*Exercise*
Copy the data word for word, keeping every line.

*Data section*
-------------------------
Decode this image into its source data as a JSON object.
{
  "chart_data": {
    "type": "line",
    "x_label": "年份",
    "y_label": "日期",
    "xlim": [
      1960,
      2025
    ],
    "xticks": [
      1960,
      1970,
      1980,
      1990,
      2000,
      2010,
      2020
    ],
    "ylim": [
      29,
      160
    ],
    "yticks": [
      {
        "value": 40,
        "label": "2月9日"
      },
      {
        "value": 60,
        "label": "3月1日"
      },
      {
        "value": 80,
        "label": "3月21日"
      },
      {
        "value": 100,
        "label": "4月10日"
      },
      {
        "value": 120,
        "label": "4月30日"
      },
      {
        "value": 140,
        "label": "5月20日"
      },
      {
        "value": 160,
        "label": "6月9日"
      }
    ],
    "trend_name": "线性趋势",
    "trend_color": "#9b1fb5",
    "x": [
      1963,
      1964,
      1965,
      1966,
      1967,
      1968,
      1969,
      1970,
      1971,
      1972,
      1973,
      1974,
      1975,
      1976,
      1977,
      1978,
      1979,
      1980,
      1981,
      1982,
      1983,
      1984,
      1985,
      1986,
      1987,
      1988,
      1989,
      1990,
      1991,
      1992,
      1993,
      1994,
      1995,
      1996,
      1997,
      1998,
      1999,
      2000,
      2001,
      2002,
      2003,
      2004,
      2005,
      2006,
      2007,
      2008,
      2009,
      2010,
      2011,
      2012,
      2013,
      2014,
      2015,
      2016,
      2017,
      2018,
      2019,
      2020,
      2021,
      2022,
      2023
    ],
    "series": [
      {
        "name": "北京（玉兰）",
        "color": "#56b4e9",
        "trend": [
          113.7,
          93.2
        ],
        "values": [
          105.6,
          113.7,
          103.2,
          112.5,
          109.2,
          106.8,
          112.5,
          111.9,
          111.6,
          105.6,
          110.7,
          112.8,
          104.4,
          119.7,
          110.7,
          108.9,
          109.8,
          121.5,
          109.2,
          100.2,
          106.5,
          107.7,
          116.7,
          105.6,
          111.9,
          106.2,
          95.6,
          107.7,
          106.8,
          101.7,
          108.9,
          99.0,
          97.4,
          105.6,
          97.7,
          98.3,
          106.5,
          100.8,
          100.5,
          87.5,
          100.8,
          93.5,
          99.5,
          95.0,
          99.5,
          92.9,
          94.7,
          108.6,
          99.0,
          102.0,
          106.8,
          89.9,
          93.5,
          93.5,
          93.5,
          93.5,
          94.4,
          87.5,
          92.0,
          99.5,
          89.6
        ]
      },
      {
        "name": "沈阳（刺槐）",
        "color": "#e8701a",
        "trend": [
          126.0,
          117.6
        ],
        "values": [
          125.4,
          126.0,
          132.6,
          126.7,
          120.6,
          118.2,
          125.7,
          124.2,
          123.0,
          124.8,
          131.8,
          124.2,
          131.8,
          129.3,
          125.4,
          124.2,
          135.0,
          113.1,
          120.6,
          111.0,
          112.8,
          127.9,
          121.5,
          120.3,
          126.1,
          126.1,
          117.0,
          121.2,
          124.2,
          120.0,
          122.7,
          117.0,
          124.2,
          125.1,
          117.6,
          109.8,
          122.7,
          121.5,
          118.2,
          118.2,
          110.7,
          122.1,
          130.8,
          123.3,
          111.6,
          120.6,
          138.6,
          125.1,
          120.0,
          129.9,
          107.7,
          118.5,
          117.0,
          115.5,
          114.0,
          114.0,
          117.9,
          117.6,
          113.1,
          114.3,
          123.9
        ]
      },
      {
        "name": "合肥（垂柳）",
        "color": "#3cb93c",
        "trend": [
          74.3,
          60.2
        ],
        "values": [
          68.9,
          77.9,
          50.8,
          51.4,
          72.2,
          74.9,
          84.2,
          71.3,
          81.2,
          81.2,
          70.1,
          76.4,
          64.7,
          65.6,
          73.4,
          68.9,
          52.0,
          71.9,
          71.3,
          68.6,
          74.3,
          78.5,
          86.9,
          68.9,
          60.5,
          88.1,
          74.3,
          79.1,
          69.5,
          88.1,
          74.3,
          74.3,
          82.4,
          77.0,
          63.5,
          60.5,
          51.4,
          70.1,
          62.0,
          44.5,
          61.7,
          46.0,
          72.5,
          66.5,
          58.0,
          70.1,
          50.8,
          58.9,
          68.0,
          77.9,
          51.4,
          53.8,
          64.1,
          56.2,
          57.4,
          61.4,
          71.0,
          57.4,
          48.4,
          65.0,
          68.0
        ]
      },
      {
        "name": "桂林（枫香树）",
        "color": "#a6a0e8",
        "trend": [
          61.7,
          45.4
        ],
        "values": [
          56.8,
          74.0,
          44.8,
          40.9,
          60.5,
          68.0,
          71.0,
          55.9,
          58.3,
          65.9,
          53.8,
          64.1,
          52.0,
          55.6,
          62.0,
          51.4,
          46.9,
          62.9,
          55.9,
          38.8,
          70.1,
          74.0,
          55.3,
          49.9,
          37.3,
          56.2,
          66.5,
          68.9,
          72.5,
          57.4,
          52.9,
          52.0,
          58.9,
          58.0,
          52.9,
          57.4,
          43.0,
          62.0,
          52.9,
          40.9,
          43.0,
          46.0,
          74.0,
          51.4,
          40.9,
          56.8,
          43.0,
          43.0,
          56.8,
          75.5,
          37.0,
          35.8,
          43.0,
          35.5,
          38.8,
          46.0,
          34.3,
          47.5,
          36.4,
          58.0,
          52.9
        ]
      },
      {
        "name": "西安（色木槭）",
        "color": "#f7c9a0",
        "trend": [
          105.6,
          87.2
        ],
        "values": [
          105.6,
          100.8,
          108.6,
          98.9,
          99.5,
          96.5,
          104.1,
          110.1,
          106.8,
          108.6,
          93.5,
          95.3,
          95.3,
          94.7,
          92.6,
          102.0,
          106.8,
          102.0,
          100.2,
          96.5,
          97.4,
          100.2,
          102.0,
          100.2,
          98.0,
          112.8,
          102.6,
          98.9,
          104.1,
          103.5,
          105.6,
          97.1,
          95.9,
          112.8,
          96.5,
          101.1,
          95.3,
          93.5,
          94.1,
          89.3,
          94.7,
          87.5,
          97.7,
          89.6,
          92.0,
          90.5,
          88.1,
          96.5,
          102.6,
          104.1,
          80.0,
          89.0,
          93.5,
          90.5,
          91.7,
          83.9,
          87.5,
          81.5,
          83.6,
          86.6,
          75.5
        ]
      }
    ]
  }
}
-------------------------
*Response to the task*
Decode this image into its source data as a JSON object.
{
  "chart_data": {
    "type": "line",
    "x_label": "年份",
    "y_label": "日期",
    "xlim": [
      1960,
      2025
    ],
    "xticks": [
      1960,
      1970,
      1980,
      1990,
      2000,
      2010,
      2020
    ],
    "ylim": [
      29,
      160
    ],
    "yticks": [
      {
        "value": 40,
        "label": "2月9日"
      },
      {
        "value": 60,
        "label": "3月1日"
      },
      {
        "value": 80,
        "label": "3月21日"
      },
      {
        "value": 100,
        "label": "4月10日"
      },
      {
        "value": 120,
        "label": "4月30日"
      },
      {
        "value": 140,
        "label": "5月20日"
      },
      {
        "value": 160,
        "label": "6月9日"
      }
    ],
    "trend_name": "线性趋势",
    "trend_color": "#9b1fb5",
    "x": [
      1963,
      1964,
      1965,
      1966,
      1967,
      1968,
      1969,
      1970,
      1971,
      1972,
      1973,
      1974,
      1975,
      1976,
      1977,
      1978,
      1979,
      1980,
      1981,
      1982,
      1983,
      1984,
      1985,
      1986,
      1987,
      1988,
      1989,
      1990,
      1991,
      1992,
      1993,
      1994,
      1995,
      1996,
      1997,
      1998,
      1999,
      2000,
      2001,
      2002,
      2003,
      2004,
      2005,
      2006,
      2007,
      2008,
      2009,
      2010,
      2011,
      2012,
      2013,
      2014,
      2015,
      2016,
      2017,
      2018,
      2019,
      2020,
      2021,
      2022,
      2023
    ],
    "series": [
      {
        "name": "北京（玉兰）",
        "color": "#56b4e9",
        "trend": [
          113.7,
          93.2
        ],
        "values": [
          105.6,
          113.7,
          103.2,
          112.5,
          109.2,
          106.8,
          112.5,
          111.9,
          111.6,
          105.6,
          110.7,
          112.8,
          104.4,
          119.7,
          110.7,
          108.9,
          109.8,
          121.5,
          109.2,
          100.2,
          106.5,
          107.7,
          116.7,
          105.6,
          111.9,
          106.2,
          95.6,
          107.7,
          106.8,
          101.7,
          108.9,
          99.0,
          97.4,
          105.6,
          97.7,
          98.3,
          106.5,
          100.8,
          100.5,
          87.5,
          100.8,
          93.5,
          99.5,
          95.0,
          99.5,
          92.9,
          94.7,
          108.6,
          99.0,
          102.0,
          106.8,
          89.9,
          93.5,
          93.5,
          93.5,
          93.5,
          94.4,
          87.5,
          92.0,
          99.5,
          89.6
        ]
      },
      {
        "name": "沈阳（刺槐）",
        "color": "#e8701a",
        "trend": [
          126.0,
          117.6
        ],
        "values": [
          125.4,
          126.0,
          132.6,
          126.7,
          120.6,
          118.2,
          125.7,
          124.2,
          123.0,
          124.8,
          131.8,
          124.2,
          131.8,
          129.3,
          125.4,
          124.2,
          135.0,
          113.1,
          120.6,
          111.0,
          112.8,
          127.9,
          121.5,
          120.3,
          126.1,
          126.1,
          117.0,
          121.2,
          124.2,
          120.0,
          122.7,
          117.0,
          124.2,
          125.1,
          117.6,
          109.8,
          122.7,
          121.5,
          118.2,
          118.2,
          110.7,
          122.1,
          130.8,
          123.3,
          111.6,
          120.6,
          138.6,
          125.1,
          120.0,
          129.9,
          107.7,
          118.5,
          117.0,
          115.5,
          114.0,
          114.0,
          117.9,
          117.6,
          113.1,
          114.3,
          123.9
        ]
      },
      {
        "name": "合肥（垂柳）",
        "color": "#3cb93c",
        "trend": [
          74.3,
          60.2
        ],
        "values": [
          68.9,
          77.9,
          50.8,
          51.4,
          72.2,
          74.9,
          84.2,
          71.3,
          81.2,
          81.2,
          70.1,
          76.4,
          64.7,
          65.6,
          73.4,
          68.9,
          52.0,
          71.9,
          71.3,
          68.6,
          74.3,
          78.5,
          86.9,
          68.9,
          60.5,
          88.1,
          74.3,
          79.1,
          69.5,
          88.1,
          74.3,
          74.3,
          82.4,
          77.0,
          63.5,
          60.5,
          51.4,
          70.1,
          62.0,
          44.5,
          61.7,
          46.0,
          72.5,
          66.5,
          58.0,
          70.1,
          50.8,
          58.9,
          68.0,
          77.9,
          51.4,
          53.8,
          64.1,
          56.2,
          57.4,
          61.4,
          71.0,
          57.4,
          48.4,
          65.0,
          68.0
        ]
      },
      {
        "name": "桂林（枫香树）",
        "color": "#a6a0e8",
        "trend": [
          61.7,
          45.4
        ],
        "values": [
          56.8,
          74.0,
          44.8,
          40.9,
          60.5,
          68.0,
          71.0,
          55.9,
          58.3,
          65.9,
          53.8,
          64.1,
          52.0,
          55.6,
          62.0,
          51.4,
          46.9,
          62.9,
          55.9,
          38.8,
          70.1,
          74.0,
          55.3,
          49.9,
          37.3,
          56.2,
          66.5,
          68.9,
          72.5,
          57.4,
          52.9,
          52.0,
          58.9,
          58.0,
          52.9,
          57.4,
          43.0,
          62.0,
          52.9,
          40.9,
          43.0,
          46.0,
          74.0,
          51.4,
          40.9,
          56.8,
          43.0,
          43.0,
          56.8,
          75.5,
          37.0,
          35.8,
          43.0,
          35.5,
          38.8,
          46.0,
          34.3,
          47.5,
          36.4,
          58.0,
          52.9
        ]
      },
      {
        "name": "西安（色木槭）",
        "color": "#f7c9a0",
        "trend": [
          105.6,
          87.2
        ],
        "values": [
          105.6,
          100.8,
          108.6,
          98.9,
          99.5,
          96.5,
          104.1,
          110.1,
          106.8,
          108.6,
          93.5,
          95.3,
          95.3,
          94.7,
          92.6,
          102.0,
          106.8,
          102.0,
          100.2,
          96.5,
          97.4,
          100.2,
          102.0,
          100.2,
          98.0,
          112.8,
          102.6,
          98.9,
          104.1,
          103.5,
          105.6,
          97.1,
          95.9,
          112.8,
          96.5,
          101.1,
          95.3,
          93.5,
          94.1,
          89.3,
          94.7,
          87.5,
          97.7,
          89.6,
          92.0,
          90.5,
          88.1,
          96.5,
          102.6,
          104.1,
          80.0,
          89.0,
          93.5,
          90.5,
          91.7,
          83.9,
          87.5,
          81.5,
          83.6,
          86.6,
          75.5
        ]
      }
    ]
  }
}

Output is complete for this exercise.